◆ Exercise
Will you quote all of the entries, word for word?

[Records contained in a dataset]
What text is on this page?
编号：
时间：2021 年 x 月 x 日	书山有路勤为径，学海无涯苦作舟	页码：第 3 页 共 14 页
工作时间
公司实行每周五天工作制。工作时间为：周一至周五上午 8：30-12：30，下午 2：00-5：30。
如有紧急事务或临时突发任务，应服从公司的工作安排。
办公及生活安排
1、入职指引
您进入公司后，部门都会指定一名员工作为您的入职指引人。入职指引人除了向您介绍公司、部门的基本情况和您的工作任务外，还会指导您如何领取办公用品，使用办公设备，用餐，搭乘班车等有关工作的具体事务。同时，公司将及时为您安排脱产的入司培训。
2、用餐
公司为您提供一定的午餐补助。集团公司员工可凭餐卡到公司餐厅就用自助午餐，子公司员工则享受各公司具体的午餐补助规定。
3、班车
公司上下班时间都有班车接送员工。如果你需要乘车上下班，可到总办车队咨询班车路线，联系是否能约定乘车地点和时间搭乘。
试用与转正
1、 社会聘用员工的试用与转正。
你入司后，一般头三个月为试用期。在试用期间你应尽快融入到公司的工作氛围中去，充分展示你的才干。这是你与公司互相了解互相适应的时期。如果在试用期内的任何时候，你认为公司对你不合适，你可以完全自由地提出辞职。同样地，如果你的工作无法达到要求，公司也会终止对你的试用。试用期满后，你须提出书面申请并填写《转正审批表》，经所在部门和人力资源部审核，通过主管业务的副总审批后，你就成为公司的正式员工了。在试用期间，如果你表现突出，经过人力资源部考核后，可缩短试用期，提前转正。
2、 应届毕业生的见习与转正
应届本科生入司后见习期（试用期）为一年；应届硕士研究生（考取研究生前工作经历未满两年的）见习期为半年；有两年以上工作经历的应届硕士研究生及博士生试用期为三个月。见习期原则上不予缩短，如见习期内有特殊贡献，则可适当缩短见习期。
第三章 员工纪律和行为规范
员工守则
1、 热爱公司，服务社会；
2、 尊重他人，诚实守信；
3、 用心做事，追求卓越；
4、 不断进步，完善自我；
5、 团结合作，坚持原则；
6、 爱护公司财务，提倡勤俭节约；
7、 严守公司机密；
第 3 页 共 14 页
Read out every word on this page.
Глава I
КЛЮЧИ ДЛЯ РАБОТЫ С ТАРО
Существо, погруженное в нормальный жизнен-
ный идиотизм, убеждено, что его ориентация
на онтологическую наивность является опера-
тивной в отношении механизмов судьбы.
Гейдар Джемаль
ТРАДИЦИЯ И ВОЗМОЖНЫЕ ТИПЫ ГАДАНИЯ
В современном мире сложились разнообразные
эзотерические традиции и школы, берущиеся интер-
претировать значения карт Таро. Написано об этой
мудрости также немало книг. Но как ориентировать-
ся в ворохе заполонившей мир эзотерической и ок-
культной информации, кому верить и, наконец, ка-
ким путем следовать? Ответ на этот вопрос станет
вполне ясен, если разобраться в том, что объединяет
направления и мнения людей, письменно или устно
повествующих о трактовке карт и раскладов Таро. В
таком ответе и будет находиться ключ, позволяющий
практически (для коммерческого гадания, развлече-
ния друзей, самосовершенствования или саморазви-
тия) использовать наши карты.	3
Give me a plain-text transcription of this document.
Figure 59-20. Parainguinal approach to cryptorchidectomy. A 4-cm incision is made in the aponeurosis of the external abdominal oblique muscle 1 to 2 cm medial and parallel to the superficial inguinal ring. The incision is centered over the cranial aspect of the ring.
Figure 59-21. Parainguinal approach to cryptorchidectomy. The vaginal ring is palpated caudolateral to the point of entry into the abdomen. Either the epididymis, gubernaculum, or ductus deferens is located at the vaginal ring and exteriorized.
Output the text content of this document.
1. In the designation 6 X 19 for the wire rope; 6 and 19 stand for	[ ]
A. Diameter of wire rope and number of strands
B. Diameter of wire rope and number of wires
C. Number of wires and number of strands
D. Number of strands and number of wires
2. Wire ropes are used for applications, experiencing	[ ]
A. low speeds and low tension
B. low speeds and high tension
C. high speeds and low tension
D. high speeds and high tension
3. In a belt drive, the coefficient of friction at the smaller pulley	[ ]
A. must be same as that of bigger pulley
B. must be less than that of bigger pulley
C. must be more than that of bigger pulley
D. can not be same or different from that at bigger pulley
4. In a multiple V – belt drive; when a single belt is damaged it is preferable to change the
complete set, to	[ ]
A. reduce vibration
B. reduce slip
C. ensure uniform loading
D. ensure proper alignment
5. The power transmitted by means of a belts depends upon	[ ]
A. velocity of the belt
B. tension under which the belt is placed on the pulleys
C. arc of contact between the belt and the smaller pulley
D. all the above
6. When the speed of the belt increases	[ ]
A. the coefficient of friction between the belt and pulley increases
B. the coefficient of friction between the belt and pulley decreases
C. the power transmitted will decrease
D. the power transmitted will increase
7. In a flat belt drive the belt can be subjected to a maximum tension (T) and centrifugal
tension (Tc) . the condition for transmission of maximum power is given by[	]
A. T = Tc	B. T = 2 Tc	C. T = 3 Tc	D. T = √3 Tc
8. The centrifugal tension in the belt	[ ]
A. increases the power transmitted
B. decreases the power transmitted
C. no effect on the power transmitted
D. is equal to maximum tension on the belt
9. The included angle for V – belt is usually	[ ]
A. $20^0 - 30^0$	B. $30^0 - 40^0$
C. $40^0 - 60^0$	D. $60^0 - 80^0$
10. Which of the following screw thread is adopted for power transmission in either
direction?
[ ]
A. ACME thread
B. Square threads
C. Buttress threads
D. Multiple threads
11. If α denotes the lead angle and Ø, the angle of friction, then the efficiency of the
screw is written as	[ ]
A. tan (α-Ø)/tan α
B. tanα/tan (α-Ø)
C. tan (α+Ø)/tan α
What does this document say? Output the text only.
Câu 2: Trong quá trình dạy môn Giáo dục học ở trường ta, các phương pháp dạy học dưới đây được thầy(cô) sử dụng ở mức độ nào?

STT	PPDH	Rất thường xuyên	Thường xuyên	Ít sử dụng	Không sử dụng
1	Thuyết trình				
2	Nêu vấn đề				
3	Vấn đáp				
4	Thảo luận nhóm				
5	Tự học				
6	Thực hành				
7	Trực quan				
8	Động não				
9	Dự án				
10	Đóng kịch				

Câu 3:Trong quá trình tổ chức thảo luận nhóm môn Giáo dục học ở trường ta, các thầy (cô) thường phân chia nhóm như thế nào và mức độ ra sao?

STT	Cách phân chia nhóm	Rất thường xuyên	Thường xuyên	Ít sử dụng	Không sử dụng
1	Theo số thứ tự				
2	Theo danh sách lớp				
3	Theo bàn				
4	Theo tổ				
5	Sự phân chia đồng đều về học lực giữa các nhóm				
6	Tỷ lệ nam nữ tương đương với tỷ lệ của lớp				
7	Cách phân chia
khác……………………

◆ Expected output
What text is on this page?
编号：
时间：2021 年 x 月 x 日	书山有路勤为径，学海无涯苦作舟	页码：第 3 页 共 14 页
工作时间
公司实行每周五天工作制。工作时间为：周一至周五上午 8：30-12：30，下午 2：00-5：30。
如有紧急事务或临时突发任务，应服从公司的工作安排。
办公及生活安排
1、入职指引
您进入公司后，部门都会指定一名员工作为您的入职指引人。入职指引人除了向您介绍公司、部门的基本情况和您的工作任务外，还会指导您如何领取办公用品，使用办公设备，用餐，搭乘班车等有关工作的具体事务。同时，公司将及时为您安排脱产的入司培训。
2、用餐
公司为您提供一定的午餐补助。集团公司员工可凭餐卡到公司餐厅就用自助午餐，子公司员工则享受各公司具体的午餐补助规定。
3、班车
公司上下班时间都有班车接送员工。如果你需要乘车上下班，可到总办车队咨询班车路线，联系是否能约定乘车地点和时间搭乘。
试用与转正
1、 社会聘用员工的试用与转正。
你入司后，一般头三个月为试用期。在试用期间你应尽快融入到公司的工作氛围中去，充分展示你的才干。这是你与公司互相了解互相适应的时期。如果在试用期内的任何时候，你认为公司对你不合适，你可以完全自由地提出辞职。同样地，如果你的工作无法达到要求，公司也会终止对你的试用。试用期满后，你须提出书面申请并填写《转正审批表》，经所在部门和人力资源部审核，通过主管业务的副总审批后，你就成为公司的正式员工了。在试用期间，如果你表现突出，经过人力资源部考核后，可缩短试用期，提前转正。
2、 应届毕业生的见习与转正
应届本科生入司后见习期（试用期）为一年；应届硕士研究生（考取研究生前工作经历未满两年的）见习期为半年；有两年以上工作经历的应届硕士研究生及博士生试用期为三个月。见习期原则上不予缩短，如见习期内有特殊贡献，则可适当缩短见习期。
第三章 员工纪律和行为规范
员工守则
1、 热爱公司，服务社会；
2、 尊重他人，诚实守信；
3、 用心做事，追求卓越；
4、 不断进步，完善自我；
5、 团结合作，坚持原则；
6、 爱护公司财务，提倡勤俭节约；
7、 严守公司机密；
第 3 页 共 14 页
Read out every word on this page.
Глава I
КЛЮЧИ ДЛЯ РАБОТЫ С ТАРО
Существо, погруженное в нормальный жизнен-
ный идиотизм, убеждено, что его ориентация
на онтологическую наивность является опера-
тивной в отношении механизмов судьбы.
Гейдар Джемаль
ТРАДИЦИЯ И ВОЗМОЖНЫЕ ТИПЫ ГАДАНИЯ
В современном мире сложились разнообразные
эзотерические традиции и школы, берущиеся интер-
претировать значения карт Таро. Написано об этой
мудрости также немало книг. Но как ориентировать-
ся в ворохе заполонившей мир эзотерической и ок-
культной информации, кому верить и, наконец, ка-
ким путем следовать? Ответ на этот вопрос станет
вполне ясен, если разобраться в том, что объединяет
направления и мнения людей, письменно или устно
повествующих о трактовке карт и раскладов Таро. В
таком ответе и будет находиться ключ, позволяющий
практически (для коммерческого гадания, развлече-
ния друзей, самосовершенствования или саморазви-
тия) использовать наши карты.	3
Give me a plain-text transcription of this document.
Figure 59-20. Parainguinal approach to cryptorchidectomy. A 4-cm incision is made in the aponeurosis of the external abdominal oblique muscle 1 to 2 cm medial and parallel to the superficial inguinal ring. The incision is centered over the cranial aspect of the ring.
Figure 59-21. Parainguinal approach to cryptorchidectomy. The vaginal ring is palpated caudolateral to the point of entry into the abdomen. Either the epididymis, gubernaculum, or ductus deferens is located at the vaginal ring and exteriorized.
Output the text content of this document.
1. In the designation 6 X 19 for the wire rope; 6 and 19 stand for	[ ]
A. Diameter of wire rope and number of strands
B. Diameter of wire rope and number of wires
C. Number of wires and number of strands
D. Number of strands and number of wires
2. Wire ropes are used for applications, experiencing	[ ]
A. low speeds and low tension
B. low speeds and high tension
C. high speeds and low tension
D. high speeds and high tension
3. In a belt drive, the coefficient of friction at the smaller pulley	[ ]
A. must be same as that of bigger pulley
B. must be less than that of bigger pulley
C. must be more than that of bigger pulley
D. can not be same or different from that at bigger pulley
4. In a multiple V – belt drive; when a single belt is damaged it is preferable to change the
complete set, to	[ ]
A. reduce vibration
B. reduce slip
C. ensure uniform loading
D. ensure proper alignment
5. The power transmitted by means of a belts depends upon	[ ]
A. velocity of the belt
B. tension under which the belt is placed on the pulleys
C. arc of contact between the belt and the smaller pulley
D. all the above
6. When the speed of the belt increases	[ ]
A. the coefficient of friction between the belt and pulley increases
B. the coefficient of friction between the belt and pulley decreases
C. the power transmitted will decrease
D. the power transmitted will increase
7. In a flat belt drive the belt can be subjected to a maximum tension (T) and centrifugal
tension (Tc) . the condition for transmission of maximum power is given by[	]
A. T = Tc	B. T = 2 Tc	C. T = 3 Tc	D. T = √3 Tc
8. The centrifugal tension in the belt	[ ]
A. increases the power transmitted
B. decreases the power transmitted
C. no effect on the power transmitted
D. is equal to maximum tension on the belt
9. The included angle for V – belt is usually	[ ]
A. $20^0 - 30^0$	B. $30^0 - 40^0$
C. $40^0 - 60^0$	D. $60^0 - 80^0$
10. Which of the following screw thread is adopted for power transmission in either
direction?
[ ]
A. ACME thread
B. Square threads
C. Buttress threads
D. Multiple threads
11. If α denotes the lead angle and Ø, the angle of friction, then the efficiency of the
screw is written as	[ ]
A. tan (α-Ø)/tan α
B. tanα/tan (α-Ø)
C. tan (α+Ø)/tan α
What does this document say? Output the text only.
Câu 2: Trong quá trình dạy môn Giáo dục học ở trường ta, các phương pháp dạy học dưới đây được thầy(cô) sử dụng ở mức độ nào?

STT	PPDH	Rất thường xuyên	Thường xuyên	Ít sử dụng	Không sử dụng
1	Thuyết trình				
2	Nêu vấn đề				
3	Vấn đáp				
4	Thảo luận nhóm				
5	Tự học				
6	Thực hành				
7	Trực quan				
8	Động não				
9	Dự án				
10	Đóng kịch				

Câu 3:Trong quá trình tổ chức thảo luận nhóm môn Giáo dục học ở trường ta, các thầy (cô) thường phân chia nhóm như thế nào và mức độ ra sao?

STT	Cách phân chia nhóm	Rất thường xuyên	Thường xuyên	Ít sử dụng	Không sử dụng
1	Theo số thứ tự				
2	Theo danh sách lớp				
3	Theo bàn				
4	Theo tổ				
5	Sự phân chia đồng đều về học lực giữa các nhóm				
6	Tỷ lệ nam nữ tương đương với tỷ lệ của lớp				
7	Cách phân chia
khác……………………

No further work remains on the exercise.